**Material:**
# # # # # # #
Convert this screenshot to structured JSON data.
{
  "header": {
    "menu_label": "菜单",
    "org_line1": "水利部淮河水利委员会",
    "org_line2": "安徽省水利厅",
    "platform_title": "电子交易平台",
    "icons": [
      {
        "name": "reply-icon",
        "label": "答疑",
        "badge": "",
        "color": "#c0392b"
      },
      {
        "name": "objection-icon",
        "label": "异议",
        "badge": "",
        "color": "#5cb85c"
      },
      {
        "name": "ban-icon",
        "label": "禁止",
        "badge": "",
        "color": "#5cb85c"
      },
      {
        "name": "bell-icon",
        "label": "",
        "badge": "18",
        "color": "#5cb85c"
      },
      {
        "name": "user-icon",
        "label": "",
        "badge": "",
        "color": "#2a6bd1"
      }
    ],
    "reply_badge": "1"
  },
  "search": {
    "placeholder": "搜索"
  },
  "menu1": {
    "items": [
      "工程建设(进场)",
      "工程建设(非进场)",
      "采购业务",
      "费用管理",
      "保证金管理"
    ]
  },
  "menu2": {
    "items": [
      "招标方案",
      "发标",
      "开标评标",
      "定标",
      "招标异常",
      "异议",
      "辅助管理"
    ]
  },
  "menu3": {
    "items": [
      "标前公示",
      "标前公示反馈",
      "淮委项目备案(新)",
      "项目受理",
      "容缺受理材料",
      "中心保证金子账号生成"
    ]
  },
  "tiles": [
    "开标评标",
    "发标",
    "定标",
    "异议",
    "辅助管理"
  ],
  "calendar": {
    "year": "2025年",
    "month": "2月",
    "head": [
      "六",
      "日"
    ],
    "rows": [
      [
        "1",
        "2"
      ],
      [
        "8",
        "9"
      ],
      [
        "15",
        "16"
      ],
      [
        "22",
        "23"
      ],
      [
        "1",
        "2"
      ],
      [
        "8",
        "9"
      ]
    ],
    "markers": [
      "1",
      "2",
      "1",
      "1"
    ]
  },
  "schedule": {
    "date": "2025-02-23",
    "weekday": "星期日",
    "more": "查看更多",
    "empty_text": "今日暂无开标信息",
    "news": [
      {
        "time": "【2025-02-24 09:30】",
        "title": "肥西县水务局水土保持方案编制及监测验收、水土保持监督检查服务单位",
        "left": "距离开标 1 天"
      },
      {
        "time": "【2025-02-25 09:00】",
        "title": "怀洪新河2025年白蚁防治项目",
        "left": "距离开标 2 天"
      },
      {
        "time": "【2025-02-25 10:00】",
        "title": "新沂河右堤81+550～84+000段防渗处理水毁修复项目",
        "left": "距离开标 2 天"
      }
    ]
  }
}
# # # # # # #
**Directions:** Please restate the data word for word, every record included.

**The result:**
Convert this screenshot to structured JSON data.
{
  "header": {
    "menu_label": "菜单",
    "org_line1": "水利部淮河水利委员会",
    "org_line2": "安徽省水利厅",
    "platform_title": "电子交易平台",
    "icons": [
      {
        "name": "reply-icon",
        "label": "答疑",
        "badge": "",
        "color": "#c0392b"
      },
      {
        "name": "objection-icon",
        "label": "异议",
        "badge": "",
        "color": "#5cb85c"
      },
      {
        "name": "ban-icon",
        "label": "禁止",
        "badge": "",
        "color": "#5cb85c"
      },
      {
        "name": "bell-icon",
        "label": "",
        "badge": "18",
        "color": "#5cb85c"
      },
      {
        "name": "user-icon",
        "label": "",
        "badge": "",
        "color": "#2a6bd1"
      }
    ],
    "reply_badge": "1"
  },
  "search": {
    "placeholder": "搜索"
  },
  "menu1": {
    "items": [
      "工程建设(进场)",
      "工程建设(非进场)",
      "采购业务",
      "费用管理",
      "保证金管理"
    ]
  },
  "menu2": {
    "items": [
      "招标方案",
      "发标",
      "开标评标",
      "定标",
      "招标异常",
      "异议",
      "辅助管理"
    ]
  },
  "menu3": {
    "items": [
      "标前公示",
      "标前公示反馈",
      "淮委项目备案(新)",
      "项目受理",
      "容缺受理材料",
      "中心保证金子账号生成"
    ]
  },
  "tiles": [
    "开标评标",
    "发标",
    "定标",
    "异议",
    "辅助管理"
  ],
  "calendar": {
    "year": "2025年",
    "month": "2月",
    "head": [
      "六",
      "日"
    ],
    "rows": [
      [
        "1",
        "2"
      ],
      [
        "8",
        "9"
      ],
      [
        "15",
        "16"
      ],
      [
        "22",
        "23"
      ],
      [
        "1",
        "2"
      ],
      [
        "8",
        "9"
      ]
    ],
    "markers": [
      "1",
      "2",
      "1",
      "1"
    ]
  },
  "schedule": {
    "date": "2025-02-23",
    "weekday": "星期日",
    "more": "查看更多",
    "empty_text": "今日暂无开标信息",
    "news": [
      {
        "time": "【2025-02-24 09:30】",
        "title": "肥西县水务局水土保持方案编制及监测验收、水土保持监督检查服务单位",
        "left": "距离开标 1 天"
      },
      {
        "time": "【2025-02-25 09:00】",
        "title": "怀洪新河2025年白蚁防治项目",
        "left": "距离开标 2 天"
      },
      {
        "time": "【2025-02-25 10:00】",
        "title": "新沂河右堤81+550～84+000段防渗处理水毁修复项目",
        "left": "距离开标 2 天"
      }
    ]
  }
}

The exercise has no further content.